Material provided:
- - - - - - -

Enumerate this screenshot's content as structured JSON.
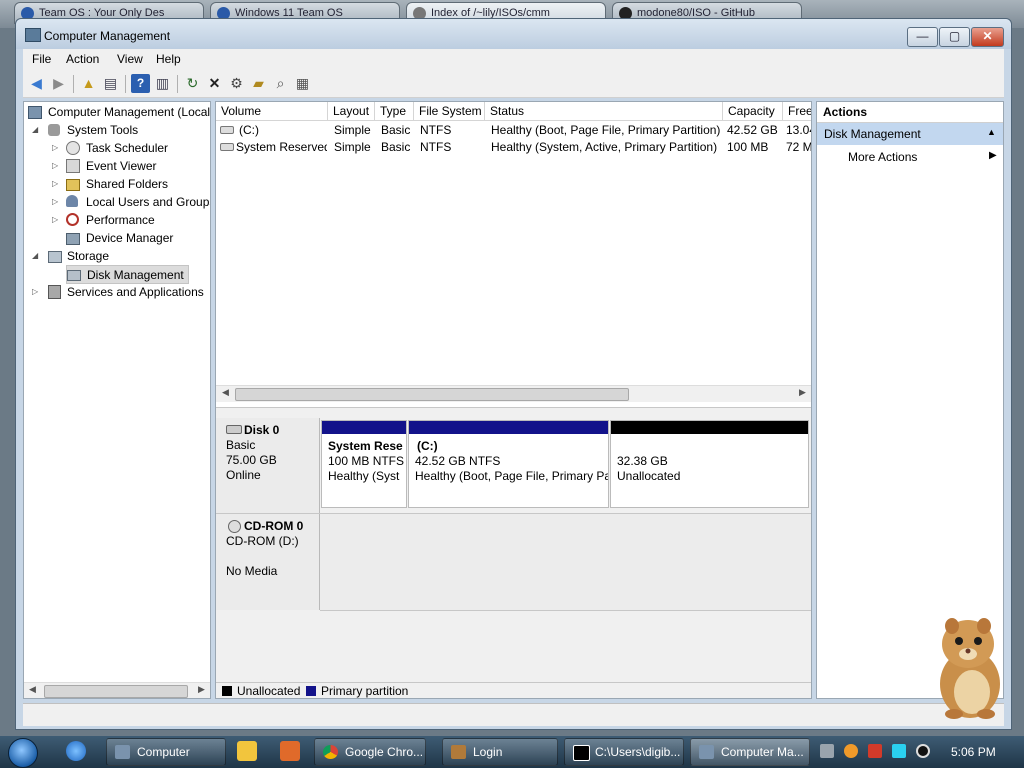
{
  "browser_tabs": [
    "Team OS : Your Only Des",
    "Windows 11 Team OS",
    "Index of /~lily/ISOs/cmm",
    "modone80/ISO - GitHub"
  ],
  "window": {
    "title": "Computer Management",
    "min": "—",
    "max": "▢",
    "close": "✕"
  },
  "menu": [
    "File",
    "Action",
    "View",
    "Help"
  ],
  "tree": {
    "root": "Computer Management (Local",
    "system_tools": "System Tools",
    "task_scheduler": "Task Scheduler",
    "event_viewer": "Event Viewer",
    "shared_folders": "Shared Folders",
    "local_users": "Local Users and Groups",
    "performance": "Performance",
    "device_manager": "Device Manager",
    "storage": "Storage",
    "disk_management": "Disk Management",
    "services": "Services and Applications"
  },
  "columns": [
    "Volume",
    "Layout",
    "Type",
    "File System",
    "Status",
    "Capacity",
    "Free"
  ],
  "volumes": [
    {
      "volume": "(C:)",
      "layout": "Simple",
      "type": "Basic",
      "fs": "NTFS",
      "status": "Healthy (Boot, Page File, Primary Partition)",
      "capacity": "42.52 GB",
      "free": "13.04"
    },
    {
      "volume": "System Reserved",
      "layout": "Simple",
      "type": "Basic",
      "fs": "NTFS",
      "status": "Healthy (System, Active, Primary Partition)",
      "capacity": "100 MB",
      "free": "72 M"
    }
  ],
  "disk0": {
    "name": "Disk 0",
    "type": "Basic",
    "size": "75.00 GB",
    "state": "Online",
    "partitions": [
      {
        "title": "System Rese",
        "line2": "100 MB NTFS",
        "line3": "Healthy (Syst"
      },
      {
        "title": "(C:)",
        "line2": "42.52 GB NTFS",
        "line3": "Healthy (Boot, Page File, Primary Pa"
      },
      {
        "title": "",
        "line2": "32.38 GB",
        "line3": "Unallocated"
      }
    ]
  },
  "cdrom": {
    "name": "CD-ROM 0",
    "type": "CD-ROM (D:)",
    "state": "No Media"
  },
  "legend": {
    "unallocated": "Unallocated",
    "primary": "Primary partition"
  },
  "colors": {
    "primary": "#12128a",
    "unallocated": "#000000",
    "selected": "#c2d7ef"
  },
  "actions": {
    "header": "Actions",
    "section": "Disk Management",
    "more": "More Actions"
  },
  "taskbar": {
    "items": [
      "Computer",
      "Google Chro...",
      "Login",
      "C:\\Users\\digib...",
      "Computer Ma..."
    ],
    "clock": "5:06 PM"
  }
}
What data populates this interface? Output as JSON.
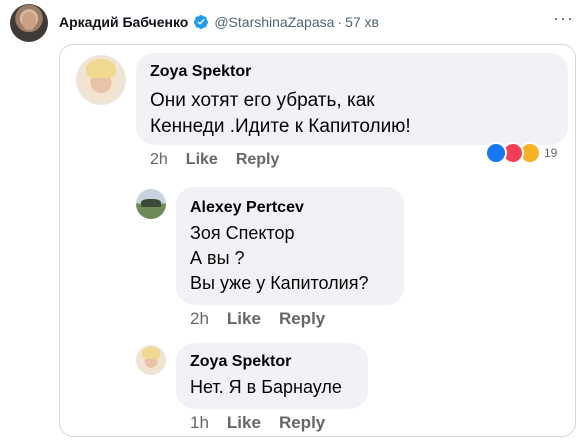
{
  "tweet": {
    "author_name": "Аркадий Бабченко",
    "handle": "@StarshinaZapasa",
    "separator": "·",
    "time": "57 хв",
    "more_icon": "more-dots-icon",
    "verified_icon": "verified-badge-icon",
    "accent_color": "#1d9bf0"
  },
  "screenshot": {
    "comments": [
      {
        "author": "Zoya Spektor",
        "lines": [
          "Они хотят его убрать, как",
          "Кеннеди .Идите к Капитолию!"
        ],
        "age": "2h",
        "like_label": "Like",
        "reply_label": "Reply",
        "reaction_count": "19",
        "reaction_icons": [
          "like-reaction-icon",
          "love-reaction-icon",
          "haha-reaction-icon"
        ]
      },
      {
        "author": "Alexey Pertcev",
        "lines": [
          "Зоя Спектор",
          "А вы ?",
          "Вы уже у Капитолия?"
        ],
        "age": "2h",
        "like_label": "Like",
        "reply_label": "Reply"
      },
      {
        "author": "Zoya Spektor",
        "lines": [
          "Нет. Я в Барнауле"
        ],
        "age": "1h",
        "like_label": "Like",
        "reply_label": "Reply"
      }
    ]
  }
}
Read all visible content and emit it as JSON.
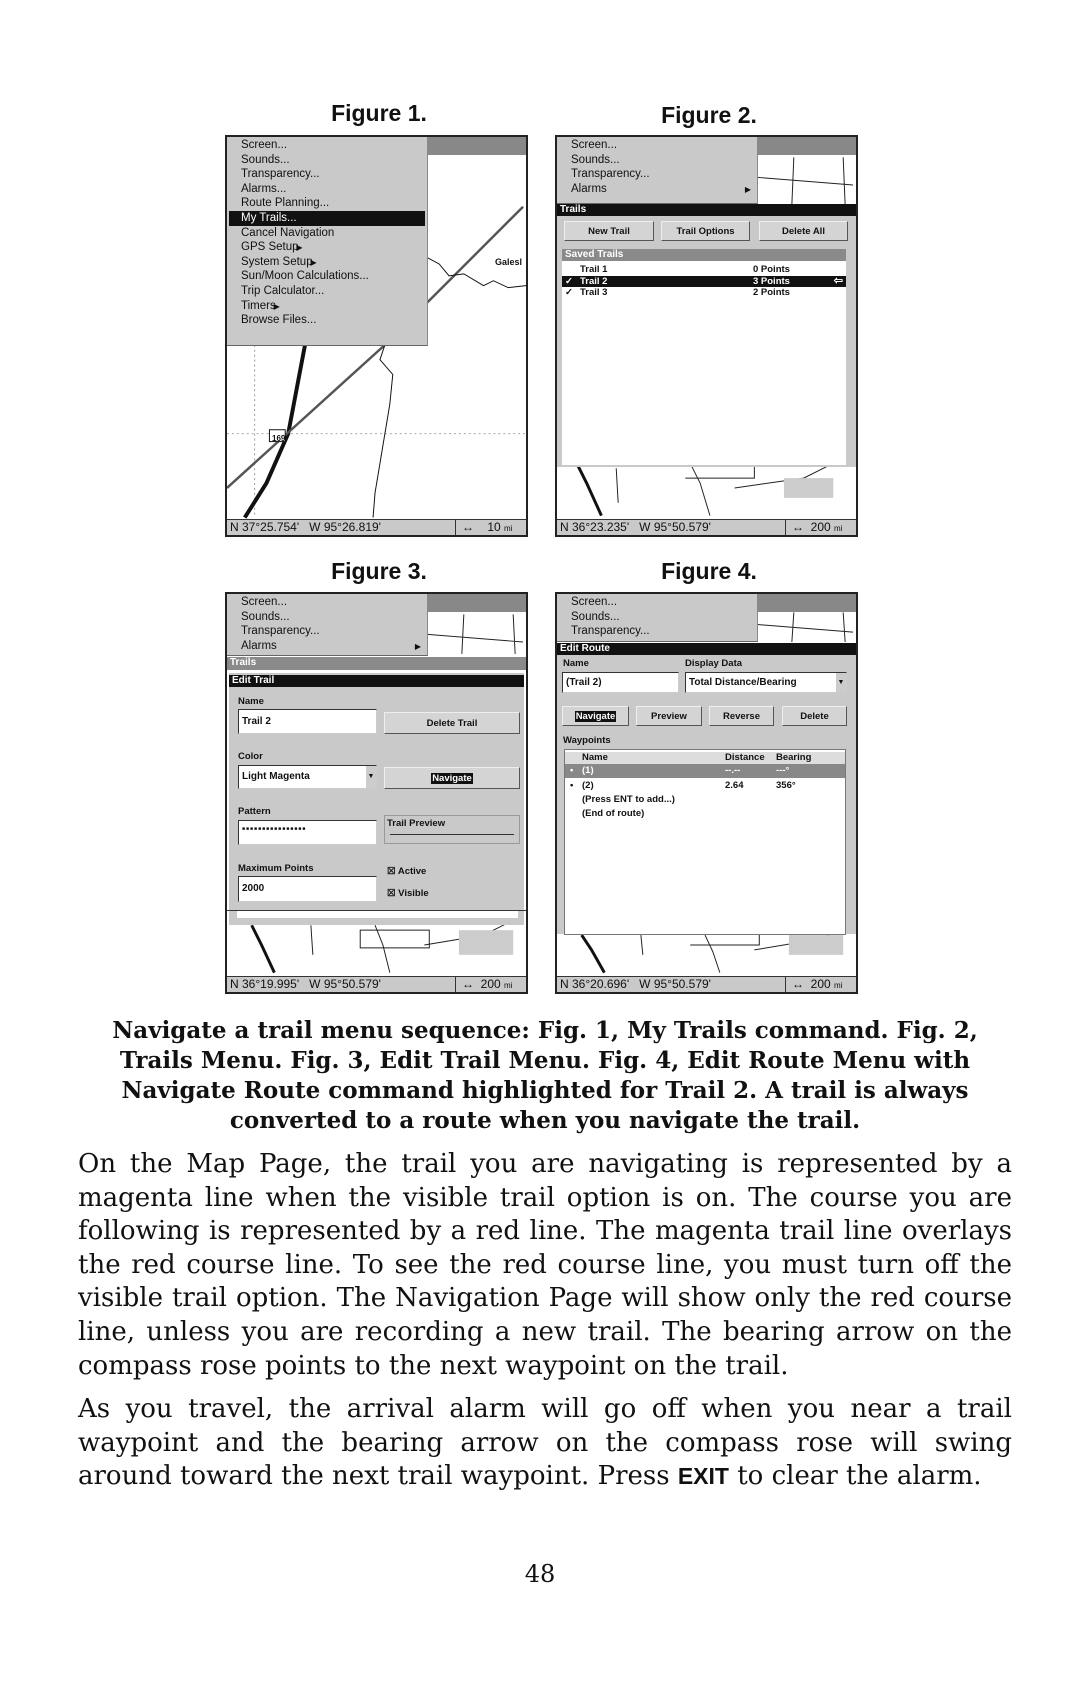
{
  "figures": [
    {
      "label": "Figure 1.",
      "menu": [
        {
          "label": "Screen...",
          "arrow": false
        },
        {
          "label": "Sounds...",
          "arrow": false
        },
        {
          "label": "Transparency...",
          "arrow": false
        },
        {
          "label": "Alarms...",
          "arrow": false
        },
        {
          "label": "Route Planning...",
          "arrow": false
        },
        {
          "label": "My Trails...",
          "arrow": false,
          "selected": true
        },
        {
          "label": "Cancel Navigation",
          "arrow": false
        },
        {
          "label": "GPS Setup",
          "arrow": true
        },
        {
          "label": "System Setup",
          "arrow": true
        },
        {
          "label": "Sun/Moon Calculations...",
          "arrow": false
        },
        {
          "label": "Trip Calculator...",
          "arrow": false
        },
        {
          "label": "Timers",
          "arrow": true
        },
        {
          "label": "Browse Files...",
          "arrow": false
        }
      ],
      "map_label": "Galesl",
      "highway_shield": "169",
      "status": {
        "lat": "N   37°25.754'",
        "lon": "W   95°26.819'",
        "scale": "10",
        "unit": "mi"
      }
    },
    {
      "label": "Figure 2.",
      "menu": [
        {
          "label": "Screen..."
        },
        {
          "label": "Sounds..."
        },
        {
          "label": "Transparency..."
        },
        {
          "label": "Alarms",
          "arrow": true
        }
      ],
      "dialog_title": "Trails",
      "buttons": [
        "New Trail",
        "Trail Options",
        "Delete All"
      ],
      "list_header": "Saved Trails",
      "trails": [
        {
          "check": "",
          "name": "Trail 1",
          "points": "0 Points",
          "selected": false
        },
        {
          "check": "✓",
          "name": "Trail 2",
          "points": "3 Points",
          "selected": true
        },
        {
          "check": "✓",
          "name": "Trail 3",
          "points": "2 Points",
          "selected": false
        }
      ],
      "status": {
        "lat": "N   36°23.235'",
        "lon": "W   95°50.579'",
        "scale": "200",
        "unit": "mi"
      }
    },
    {
      "label": "Figure 3.",
      "menu": [
        {
          "label": "Screen..."
        },
        {
          "label": "Sounds..."
        },
        {
          "label": "Transparency..."
        },
        {
          "label": "Alarms",
          "arrow": true
        }
      ],
      "parent_title": "Trails",
      "dialog_title": "Edit Trail",
      "name_label": "Name",
      "name_value": "Trail 2",
      "delete_button": "Delete Trail",
      "color_label": "Color",
      "color_value": "Light Magenta",
      "navigate_button": "Navigate",
      "pattern_label": "Pattern",
      "pattern_value": "■■■■■■■■■■■■■■■■",
      "preview_label": "Trail Preview",
      "max_points_label": "Maximum Points",
      "max_points_value": "2000",
      "active_label": "Active",
      "active_checked": true,
      "visible_label": "Visible",
      "visible_checked": true,
      "status": {
        "lat": "N   36°19.995'",
        "lon": "W   95°50.579'",
        "scale": "200",
        "unit": "mi"
      }
    },
    {
      "label": "Figure 4.",
      "menu": [
        {
          "label": "Screen..."
        },
        {
          "label": "Sounds..."
        },
        {
          "label": "Transparency..."
        }
      ],
      "dialog_title": "Edit Route",
      "name_label": "Name",
      "name_value": "(Trail 2)",
      "display_label": "Display Data",
      "display_value": "Total Distance/Bearing",
      "buttons": [
        "Navigate",
        "Preview",
        "Reverse",
        "Delete"
      ],
      "waypoints_label": "Waypoints",
      "columns": [
        "Name",
        "Distance",
        "Bearing"
      ],
      "waypoints": [
        {
          "name": "(1)",
          "distance": "--.--",
          "bearing": "---°",
          "selected": true
        },
        {
          "name": "(2)",
          "distance": "2.64",
          "bearing": "356°",
          "selected": false
        }
      ],
      "hints": [
        "(Press ENT to add...)",
        "(End of route)"
      ],
      "status": {
        "lat": "N   36°20.696'",
        "lon": "W   95°50.579'",
        "scale": "200",
        "unit": "mi"
      }
    }
  ],
  "caption": "Navigate a trail menu sequence: Fig. 1, My Trails command. Fig. 2, Trails Menu. Fig. 3, Edit Trail Menu. Fig. 4, Edit Route Menu with Navigate Route command highlighted for Trail 2. A trail is always converted to a route when you navigate the trail.",
  "paragraph1": "On the Map Page, the trail you are navigating is represented by a magenta line when the visible trail option is on. The course you are following is represented by a red line. The magenta trail line overlays the red course line. To see the red course line, you must turn off the visible trail option. The Navigation Page will show only the red course line, unless you are recording a new trail. The bearing arrow on the compass rose points to the next waypoint on the trail.",
  "paragraph2_before": "As you travel, the arrival alarm will go off when you near a trail waypoint and the bearing arrow on the compass rose will swing around toward the next trail waypoint. Press ",
  "paragraph2_key": "EXIT",
  "paragraph2_after": " to clear the alarm.",
  "page_number": "48",
  "icons": {
    "submenu": "triangle-right-icon",
    "scale": "double-arrow-icon",
    "dropdown": "chevron-down-icon",
    "pointer": "hand-arrow-icon"
  }
}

- - - - - - -

Exercise prompt:
Gather, from the listing above, every line carrying the word "rose".

Exercise output:
  "paragraph1": "On the Map Page, the trail you are navigating is represented by a magenta line when the visible trail option is on. The course you are following is represented by a red line. The magenta trail line overlays the red course line. To see the red course line, you must turn off the visible trail option. The Navigation Page will show only the red course line, unless you are recording a new trail. The bearing arrow on the compass rose points to the next waypoint on the trail.",
  "paragraph2_before": "As you travel, the arrival alarm will go off when you near a trail waypoint and the bearing arrow on the compass rose will swing around toward the next trail waypoint. Press ",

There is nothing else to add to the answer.